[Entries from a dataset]
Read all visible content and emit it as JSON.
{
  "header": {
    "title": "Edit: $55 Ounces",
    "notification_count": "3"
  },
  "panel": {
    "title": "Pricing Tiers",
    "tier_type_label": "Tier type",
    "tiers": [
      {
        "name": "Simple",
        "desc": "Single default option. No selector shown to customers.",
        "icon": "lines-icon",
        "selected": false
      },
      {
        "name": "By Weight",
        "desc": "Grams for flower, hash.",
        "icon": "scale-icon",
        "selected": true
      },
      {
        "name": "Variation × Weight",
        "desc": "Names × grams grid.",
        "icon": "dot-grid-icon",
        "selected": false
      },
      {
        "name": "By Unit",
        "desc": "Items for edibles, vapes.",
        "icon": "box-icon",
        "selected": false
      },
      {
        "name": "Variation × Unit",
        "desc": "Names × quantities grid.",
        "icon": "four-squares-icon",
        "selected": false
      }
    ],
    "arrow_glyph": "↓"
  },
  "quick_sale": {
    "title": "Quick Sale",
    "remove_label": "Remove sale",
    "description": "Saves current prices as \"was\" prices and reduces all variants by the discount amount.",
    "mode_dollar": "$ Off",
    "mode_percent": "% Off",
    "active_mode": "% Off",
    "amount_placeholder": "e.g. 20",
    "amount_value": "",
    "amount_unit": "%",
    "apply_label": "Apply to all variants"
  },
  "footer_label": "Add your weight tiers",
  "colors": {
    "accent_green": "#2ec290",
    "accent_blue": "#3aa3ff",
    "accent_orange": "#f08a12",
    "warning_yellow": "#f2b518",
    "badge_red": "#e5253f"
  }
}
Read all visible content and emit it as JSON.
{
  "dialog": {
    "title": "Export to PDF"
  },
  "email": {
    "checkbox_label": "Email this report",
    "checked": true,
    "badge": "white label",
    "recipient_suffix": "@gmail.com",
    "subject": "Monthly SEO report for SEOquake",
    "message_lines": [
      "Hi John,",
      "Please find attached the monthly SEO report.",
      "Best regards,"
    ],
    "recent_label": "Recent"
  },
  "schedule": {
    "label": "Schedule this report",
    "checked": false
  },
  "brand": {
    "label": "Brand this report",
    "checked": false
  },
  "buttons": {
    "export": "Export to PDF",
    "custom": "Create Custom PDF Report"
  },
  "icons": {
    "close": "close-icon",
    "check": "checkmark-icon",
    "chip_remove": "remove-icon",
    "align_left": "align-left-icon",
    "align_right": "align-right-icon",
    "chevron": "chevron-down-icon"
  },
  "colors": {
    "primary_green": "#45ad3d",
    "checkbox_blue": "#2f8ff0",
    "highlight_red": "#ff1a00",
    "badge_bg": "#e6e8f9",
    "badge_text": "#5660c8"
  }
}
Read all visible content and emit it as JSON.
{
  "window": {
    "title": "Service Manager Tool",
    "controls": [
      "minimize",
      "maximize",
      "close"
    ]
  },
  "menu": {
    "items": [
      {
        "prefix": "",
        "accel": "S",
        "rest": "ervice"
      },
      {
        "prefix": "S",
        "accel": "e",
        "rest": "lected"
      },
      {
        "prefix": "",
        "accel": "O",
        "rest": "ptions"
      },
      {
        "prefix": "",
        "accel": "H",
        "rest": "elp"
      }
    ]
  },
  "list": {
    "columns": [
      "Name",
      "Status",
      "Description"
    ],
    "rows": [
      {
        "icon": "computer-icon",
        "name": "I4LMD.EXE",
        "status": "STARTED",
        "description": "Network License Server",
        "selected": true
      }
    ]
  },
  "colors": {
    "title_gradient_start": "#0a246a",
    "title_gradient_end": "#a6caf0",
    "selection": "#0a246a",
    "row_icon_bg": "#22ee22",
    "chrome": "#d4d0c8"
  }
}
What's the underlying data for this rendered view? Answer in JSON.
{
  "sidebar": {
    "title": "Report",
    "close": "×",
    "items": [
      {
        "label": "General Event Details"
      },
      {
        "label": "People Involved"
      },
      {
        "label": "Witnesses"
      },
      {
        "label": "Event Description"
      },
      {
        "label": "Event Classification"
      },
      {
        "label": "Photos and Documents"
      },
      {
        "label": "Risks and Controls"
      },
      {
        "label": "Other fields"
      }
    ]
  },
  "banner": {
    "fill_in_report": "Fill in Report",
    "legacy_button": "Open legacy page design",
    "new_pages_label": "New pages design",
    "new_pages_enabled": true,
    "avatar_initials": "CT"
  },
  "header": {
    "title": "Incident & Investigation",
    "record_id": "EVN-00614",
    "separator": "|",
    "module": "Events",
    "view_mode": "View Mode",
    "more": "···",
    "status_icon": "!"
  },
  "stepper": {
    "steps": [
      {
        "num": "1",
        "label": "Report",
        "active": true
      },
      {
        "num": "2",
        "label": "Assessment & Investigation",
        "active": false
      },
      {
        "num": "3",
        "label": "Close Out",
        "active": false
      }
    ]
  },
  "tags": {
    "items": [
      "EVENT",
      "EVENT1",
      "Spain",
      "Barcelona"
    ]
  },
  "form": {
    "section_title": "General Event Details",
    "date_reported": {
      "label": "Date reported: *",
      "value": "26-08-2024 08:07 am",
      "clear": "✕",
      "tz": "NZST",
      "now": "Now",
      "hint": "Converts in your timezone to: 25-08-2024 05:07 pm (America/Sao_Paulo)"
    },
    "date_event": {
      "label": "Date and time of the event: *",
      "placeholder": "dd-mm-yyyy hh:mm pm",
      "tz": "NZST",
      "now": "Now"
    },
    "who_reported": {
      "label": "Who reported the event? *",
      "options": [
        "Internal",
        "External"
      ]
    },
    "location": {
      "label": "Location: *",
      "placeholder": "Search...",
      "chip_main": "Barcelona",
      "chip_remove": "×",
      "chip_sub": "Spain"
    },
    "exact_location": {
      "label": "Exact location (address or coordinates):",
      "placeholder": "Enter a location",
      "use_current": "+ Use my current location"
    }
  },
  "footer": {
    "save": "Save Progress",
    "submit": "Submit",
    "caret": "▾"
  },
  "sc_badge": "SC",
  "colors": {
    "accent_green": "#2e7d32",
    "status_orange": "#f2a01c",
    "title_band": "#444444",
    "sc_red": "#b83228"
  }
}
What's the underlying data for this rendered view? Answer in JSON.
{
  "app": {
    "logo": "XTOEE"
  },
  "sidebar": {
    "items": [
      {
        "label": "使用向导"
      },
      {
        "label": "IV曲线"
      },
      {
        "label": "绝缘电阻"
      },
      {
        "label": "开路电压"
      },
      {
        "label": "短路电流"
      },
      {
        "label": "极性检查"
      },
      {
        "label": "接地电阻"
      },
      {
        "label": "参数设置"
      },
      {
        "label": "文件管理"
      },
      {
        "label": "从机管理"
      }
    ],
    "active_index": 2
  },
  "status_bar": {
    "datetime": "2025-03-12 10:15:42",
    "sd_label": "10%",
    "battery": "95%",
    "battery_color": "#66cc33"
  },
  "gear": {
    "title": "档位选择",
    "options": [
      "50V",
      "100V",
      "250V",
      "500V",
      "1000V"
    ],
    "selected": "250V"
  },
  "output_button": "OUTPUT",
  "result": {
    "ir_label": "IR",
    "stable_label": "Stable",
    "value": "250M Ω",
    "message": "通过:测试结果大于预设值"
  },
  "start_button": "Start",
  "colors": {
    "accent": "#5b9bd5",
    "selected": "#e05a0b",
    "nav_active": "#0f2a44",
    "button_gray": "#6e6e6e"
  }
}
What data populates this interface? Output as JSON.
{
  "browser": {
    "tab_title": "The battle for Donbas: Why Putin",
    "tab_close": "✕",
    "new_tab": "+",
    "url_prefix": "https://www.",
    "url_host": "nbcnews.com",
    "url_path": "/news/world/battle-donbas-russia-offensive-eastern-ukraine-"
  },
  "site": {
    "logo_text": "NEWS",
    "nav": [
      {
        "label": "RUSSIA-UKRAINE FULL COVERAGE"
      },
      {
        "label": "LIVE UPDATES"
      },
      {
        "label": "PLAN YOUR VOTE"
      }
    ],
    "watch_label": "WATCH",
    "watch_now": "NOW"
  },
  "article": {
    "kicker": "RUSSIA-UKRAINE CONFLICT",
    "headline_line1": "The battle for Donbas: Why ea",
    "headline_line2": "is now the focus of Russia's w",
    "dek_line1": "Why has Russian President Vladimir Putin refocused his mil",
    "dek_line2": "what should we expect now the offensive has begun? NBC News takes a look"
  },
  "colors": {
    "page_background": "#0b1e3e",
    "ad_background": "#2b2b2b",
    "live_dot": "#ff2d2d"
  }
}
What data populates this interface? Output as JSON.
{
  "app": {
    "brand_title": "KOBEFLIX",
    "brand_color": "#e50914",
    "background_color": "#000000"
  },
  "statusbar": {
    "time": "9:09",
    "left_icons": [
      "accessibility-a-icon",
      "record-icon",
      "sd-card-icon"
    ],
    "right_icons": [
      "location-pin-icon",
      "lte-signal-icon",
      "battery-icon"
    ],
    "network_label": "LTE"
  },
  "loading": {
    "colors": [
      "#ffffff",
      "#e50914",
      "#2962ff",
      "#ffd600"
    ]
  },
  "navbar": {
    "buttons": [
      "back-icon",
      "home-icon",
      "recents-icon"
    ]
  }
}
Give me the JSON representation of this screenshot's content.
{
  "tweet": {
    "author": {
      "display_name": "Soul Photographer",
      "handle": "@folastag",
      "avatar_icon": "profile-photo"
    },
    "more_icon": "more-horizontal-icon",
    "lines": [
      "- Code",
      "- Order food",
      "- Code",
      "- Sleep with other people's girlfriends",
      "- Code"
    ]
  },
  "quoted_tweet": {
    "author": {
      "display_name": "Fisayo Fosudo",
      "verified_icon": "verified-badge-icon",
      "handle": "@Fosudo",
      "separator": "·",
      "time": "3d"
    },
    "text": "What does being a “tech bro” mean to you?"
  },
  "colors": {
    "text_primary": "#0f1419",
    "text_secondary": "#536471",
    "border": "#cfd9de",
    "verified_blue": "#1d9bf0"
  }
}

## Goal of the exercise
Identify every line where the string "current" appears.

## Solution to this exercise
    "description": "Saves current prices as \"was\" prices and reduces all variants by the discount amount.",
      "use_current": "+ Use my current location"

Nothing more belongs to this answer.